### Problem statement
Sift the material for lines containing "Zahl", and return them.

Rows from a figure dataset:

— begin —

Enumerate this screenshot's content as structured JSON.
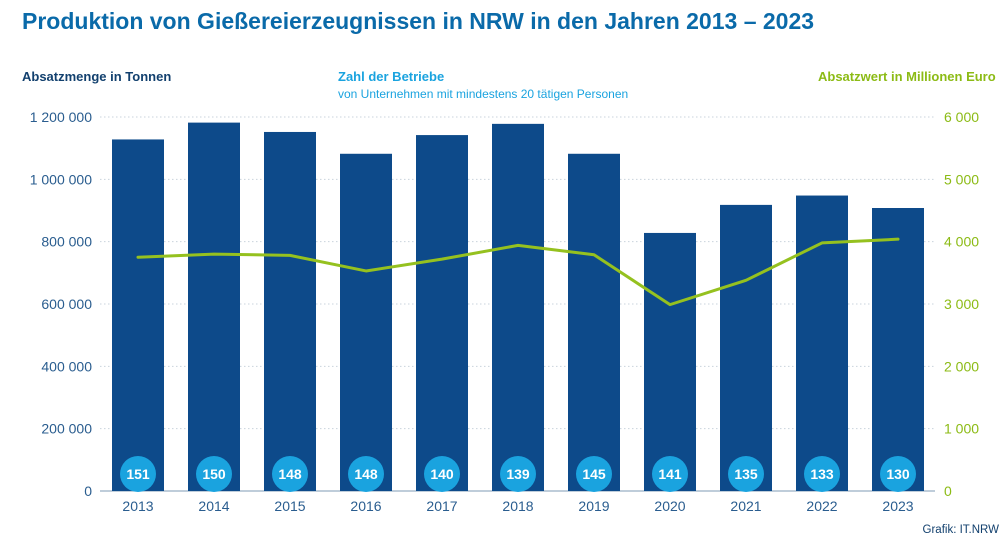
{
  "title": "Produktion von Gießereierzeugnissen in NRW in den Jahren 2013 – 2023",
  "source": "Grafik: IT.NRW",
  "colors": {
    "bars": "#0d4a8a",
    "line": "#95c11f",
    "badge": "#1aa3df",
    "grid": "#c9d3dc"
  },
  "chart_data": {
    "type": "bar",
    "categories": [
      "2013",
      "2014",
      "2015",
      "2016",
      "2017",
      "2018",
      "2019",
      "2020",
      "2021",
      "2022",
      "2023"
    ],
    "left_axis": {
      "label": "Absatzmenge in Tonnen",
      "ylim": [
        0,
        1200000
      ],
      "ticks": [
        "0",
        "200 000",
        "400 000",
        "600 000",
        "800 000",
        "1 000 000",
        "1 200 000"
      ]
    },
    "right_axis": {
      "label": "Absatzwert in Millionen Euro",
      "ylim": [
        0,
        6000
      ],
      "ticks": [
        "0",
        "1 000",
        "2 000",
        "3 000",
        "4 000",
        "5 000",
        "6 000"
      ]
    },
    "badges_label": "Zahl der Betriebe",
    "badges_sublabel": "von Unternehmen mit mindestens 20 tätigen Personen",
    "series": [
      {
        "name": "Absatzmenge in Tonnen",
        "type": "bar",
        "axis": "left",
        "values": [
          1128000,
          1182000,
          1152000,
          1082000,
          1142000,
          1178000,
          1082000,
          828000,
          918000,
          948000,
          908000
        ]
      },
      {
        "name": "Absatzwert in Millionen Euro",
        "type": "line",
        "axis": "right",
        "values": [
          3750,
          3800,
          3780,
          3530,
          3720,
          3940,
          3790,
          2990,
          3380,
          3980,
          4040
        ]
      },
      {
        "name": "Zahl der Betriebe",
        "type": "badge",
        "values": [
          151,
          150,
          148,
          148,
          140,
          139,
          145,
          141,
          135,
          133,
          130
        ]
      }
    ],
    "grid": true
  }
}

— end —
— begin —

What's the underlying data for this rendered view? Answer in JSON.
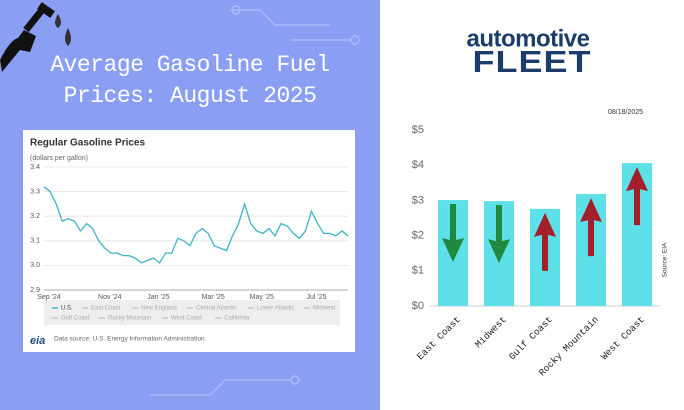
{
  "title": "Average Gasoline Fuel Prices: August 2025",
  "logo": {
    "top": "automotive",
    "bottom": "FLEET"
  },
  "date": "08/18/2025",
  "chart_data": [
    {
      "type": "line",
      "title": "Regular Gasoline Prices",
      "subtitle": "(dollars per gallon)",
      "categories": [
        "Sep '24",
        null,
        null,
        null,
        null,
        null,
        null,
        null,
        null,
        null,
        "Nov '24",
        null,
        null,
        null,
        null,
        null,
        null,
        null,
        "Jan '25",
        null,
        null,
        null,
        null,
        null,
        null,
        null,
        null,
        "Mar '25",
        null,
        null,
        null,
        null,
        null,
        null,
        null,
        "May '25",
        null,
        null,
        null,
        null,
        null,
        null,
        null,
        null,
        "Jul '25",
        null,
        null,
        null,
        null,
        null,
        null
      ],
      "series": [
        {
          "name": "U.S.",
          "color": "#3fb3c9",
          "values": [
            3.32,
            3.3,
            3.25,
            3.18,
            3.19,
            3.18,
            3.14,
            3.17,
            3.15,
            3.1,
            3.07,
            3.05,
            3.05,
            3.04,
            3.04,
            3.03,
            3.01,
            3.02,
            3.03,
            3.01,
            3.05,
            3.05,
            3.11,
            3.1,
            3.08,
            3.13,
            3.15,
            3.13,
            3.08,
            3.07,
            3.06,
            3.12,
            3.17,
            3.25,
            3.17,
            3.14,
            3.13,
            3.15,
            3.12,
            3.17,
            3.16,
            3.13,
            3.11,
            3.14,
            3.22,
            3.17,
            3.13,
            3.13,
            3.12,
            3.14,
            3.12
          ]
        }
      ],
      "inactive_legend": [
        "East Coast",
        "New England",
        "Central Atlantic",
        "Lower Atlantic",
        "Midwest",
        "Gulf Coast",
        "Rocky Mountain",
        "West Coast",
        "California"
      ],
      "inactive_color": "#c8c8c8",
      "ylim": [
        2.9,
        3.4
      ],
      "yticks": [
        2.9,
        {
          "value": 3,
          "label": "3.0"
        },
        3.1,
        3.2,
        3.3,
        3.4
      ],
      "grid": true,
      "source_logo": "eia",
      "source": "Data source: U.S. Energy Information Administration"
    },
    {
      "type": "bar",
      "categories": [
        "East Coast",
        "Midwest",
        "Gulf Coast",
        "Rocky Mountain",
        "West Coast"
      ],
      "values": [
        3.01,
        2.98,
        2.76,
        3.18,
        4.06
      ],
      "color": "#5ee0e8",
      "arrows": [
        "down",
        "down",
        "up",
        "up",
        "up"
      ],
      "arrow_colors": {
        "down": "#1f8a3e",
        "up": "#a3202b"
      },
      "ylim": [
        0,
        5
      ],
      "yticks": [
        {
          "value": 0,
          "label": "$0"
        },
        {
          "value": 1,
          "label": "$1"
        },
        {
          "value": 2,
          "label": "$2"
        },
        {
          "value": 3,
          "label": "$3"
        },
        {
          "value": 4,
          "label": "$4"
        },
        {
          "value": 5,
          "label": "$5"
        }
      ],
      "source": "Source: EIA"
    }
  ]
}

— end —

### Written answer
    "badges_label": "Zahl der Betriebe",
        "name": "Zahl der Betriebe",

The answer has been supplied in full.